▶ [PROVIDED DATA]
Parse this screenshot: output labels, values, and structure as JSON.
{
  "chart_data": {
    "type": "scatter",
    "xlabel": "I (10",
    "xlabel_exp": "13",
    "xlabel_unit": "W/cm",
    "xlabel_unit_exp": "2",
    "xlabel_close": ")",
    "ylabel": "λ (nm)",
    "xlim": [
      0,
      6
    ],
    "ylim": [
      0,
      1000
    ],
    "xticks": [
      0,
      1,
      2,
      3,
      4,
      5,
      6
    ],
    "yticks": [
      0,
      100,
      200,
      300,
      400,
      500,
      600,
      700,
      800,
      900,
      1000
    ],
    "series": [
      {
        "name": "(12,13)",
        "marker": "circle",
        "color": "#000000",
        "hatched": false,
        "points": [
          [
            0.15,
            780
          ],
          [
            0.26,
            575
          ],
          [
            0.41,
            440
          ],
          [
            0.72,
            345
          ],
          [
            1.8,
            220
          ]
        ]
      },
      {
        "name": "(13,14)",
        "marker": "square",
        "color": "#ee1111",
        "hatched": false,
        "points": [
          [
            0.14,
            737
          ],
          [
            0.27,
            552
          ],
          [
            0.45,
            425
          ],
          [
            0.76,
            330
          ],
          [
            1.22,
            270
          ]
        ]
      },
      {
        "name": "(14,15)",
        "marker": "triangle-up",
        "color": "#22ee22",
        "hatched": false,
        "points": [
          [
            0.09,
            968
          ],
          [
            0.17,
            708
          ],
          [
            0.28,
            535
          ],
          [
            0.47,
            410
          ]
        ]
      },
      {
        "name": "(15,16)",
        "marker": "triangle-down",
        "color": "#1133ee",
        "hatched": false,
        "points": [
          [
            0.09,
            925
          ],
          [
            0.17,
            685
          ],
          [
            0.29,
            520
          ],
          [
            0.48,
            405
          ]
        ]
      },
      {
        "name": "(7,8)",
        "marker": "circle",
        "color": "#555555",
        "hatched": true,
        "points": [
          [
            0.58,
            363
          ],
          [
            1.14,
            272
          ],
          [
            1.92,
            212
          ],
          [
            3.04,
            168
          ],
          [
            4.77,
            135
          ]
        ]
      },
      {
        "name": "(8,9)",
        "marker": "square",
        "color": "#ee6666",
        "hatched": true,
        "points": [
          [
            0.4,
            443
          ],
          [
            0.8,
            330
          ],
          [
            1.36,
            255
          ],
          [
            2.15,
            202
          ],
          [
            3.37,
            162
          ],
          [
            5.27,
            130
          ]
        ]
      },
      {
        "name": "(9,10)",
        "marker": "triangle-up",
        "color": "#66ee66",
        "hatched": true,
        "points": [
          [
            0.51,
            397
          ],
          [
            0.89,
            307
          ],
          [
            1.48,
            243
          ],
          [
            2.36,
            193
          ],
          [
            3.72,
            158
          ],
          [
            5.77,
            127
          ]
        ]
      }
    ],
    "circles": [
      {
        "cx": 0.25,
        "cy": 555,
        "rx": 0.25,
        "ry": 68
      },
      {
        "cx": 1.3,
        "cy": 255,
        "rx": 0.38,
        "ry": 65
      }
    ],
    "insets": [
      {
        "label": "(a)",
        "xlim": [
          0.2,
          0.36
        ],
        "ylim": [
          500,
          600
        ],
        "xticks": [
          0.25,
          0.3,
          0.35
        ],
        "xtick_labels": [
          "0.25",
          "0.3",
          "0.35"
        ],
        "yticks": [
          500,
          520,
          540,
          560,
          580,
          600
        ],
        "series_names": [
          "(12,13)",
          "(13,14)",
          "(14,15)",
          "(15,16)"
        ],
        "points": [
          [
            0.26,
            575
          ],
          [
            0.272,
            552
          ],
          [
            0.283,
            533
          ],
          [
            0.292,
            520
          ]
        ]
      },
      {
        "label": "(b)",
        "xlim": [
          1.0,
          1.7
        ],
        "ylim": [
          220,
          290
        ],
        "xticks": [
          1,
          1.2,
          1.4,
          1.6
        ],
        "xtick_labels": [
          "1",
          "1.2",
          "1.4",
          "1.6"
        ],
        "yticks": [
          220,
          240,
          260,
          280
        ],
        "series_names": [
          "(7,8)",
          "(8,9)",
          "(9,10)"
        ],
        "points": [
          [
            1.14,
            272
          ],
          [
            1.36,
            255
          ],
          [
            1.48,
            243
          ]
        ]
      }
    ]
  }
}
* * *
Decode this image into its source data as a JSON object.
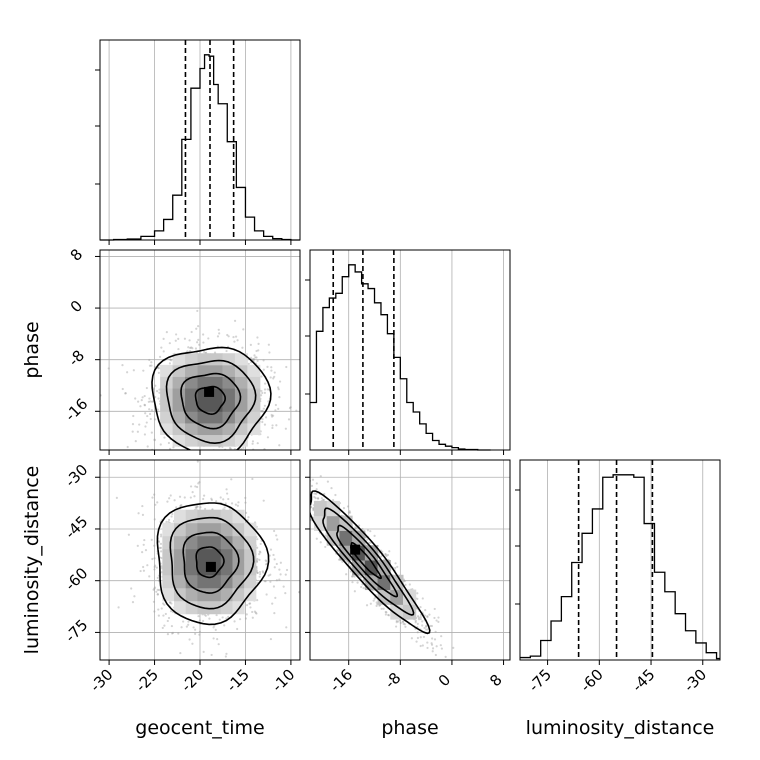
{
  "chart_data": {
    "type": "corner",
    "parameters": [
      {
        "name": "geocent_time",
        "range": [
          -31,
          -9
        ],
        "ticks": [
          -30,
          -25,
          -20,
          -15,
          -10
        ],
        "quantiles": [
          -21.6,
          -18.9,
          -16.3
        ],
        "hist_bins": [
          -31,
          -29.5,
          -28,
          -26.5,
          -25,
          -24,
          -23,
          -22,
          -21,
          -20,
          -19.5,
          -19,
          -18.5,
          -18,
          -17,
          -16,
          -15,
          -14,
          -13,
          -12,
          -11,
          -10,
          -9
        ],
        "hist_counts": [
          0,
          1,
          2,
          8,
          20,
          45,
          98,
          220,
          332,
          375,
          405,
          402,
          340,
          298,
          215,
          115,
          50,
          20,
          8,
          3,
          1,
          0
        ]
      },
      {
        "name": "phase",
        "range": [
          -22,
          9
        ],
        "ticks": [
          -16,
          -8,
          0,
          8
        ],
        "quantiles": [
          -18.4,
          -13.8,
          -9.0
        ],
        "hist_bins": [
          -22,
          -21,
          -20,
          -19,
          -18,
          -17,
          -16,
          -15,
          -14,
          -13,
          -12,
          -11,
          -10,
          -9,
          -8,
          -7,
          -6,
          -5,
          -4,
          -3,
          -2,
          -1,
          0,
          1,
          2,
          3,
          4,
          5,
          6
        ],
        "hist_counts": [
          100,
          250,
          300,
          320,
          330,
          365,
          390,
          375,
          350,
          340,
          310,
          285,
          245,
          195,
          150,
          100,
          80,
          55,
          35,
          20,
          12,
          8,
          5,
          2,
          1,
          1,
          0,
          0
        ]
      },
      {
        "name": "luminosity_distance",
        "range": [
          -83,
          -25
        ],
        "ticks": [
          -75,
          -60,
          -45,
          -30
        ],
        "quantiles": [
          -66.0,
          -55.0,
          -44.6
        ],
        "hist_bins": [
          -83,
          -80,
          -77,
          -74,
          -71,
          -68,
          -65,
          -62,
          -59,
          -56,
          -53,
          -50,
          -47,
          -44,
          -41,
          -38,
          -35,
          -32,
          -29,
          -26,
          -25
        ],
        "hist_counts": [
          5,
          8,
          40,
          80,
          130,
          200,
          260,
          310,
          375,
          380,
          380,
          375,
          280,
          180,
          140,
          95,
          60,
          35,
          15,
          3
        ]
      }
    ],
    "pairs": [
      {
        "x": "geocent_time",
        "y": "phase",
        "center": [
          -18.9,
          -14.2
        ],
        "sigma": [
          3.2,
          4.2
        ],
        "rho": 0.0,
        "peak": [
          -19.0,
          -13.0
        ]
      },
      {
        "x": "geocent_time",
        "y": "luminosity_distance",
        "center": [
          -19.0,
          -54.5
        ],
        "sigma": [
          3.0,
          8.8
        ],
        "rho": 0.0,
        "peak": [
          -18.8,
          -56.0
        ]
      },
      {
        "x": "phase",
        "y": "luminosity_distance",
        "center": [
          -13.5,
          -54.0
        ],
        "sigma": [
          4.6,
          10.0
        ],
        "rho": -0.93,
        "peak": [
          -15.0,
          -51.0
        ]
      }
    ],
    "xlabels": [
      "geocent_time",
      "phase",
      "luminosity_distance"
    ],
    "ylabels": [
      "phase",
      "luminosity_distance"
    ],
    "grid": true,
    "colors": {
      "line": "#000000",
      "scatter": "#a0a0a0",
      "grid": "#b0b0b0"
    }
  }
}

▶ [WORK INSTRUCTIONS] Above are records; say how many of their lines contain the word "phase", giving only the number.

▶ [ANSWER FOR THIS EXERCISE] 5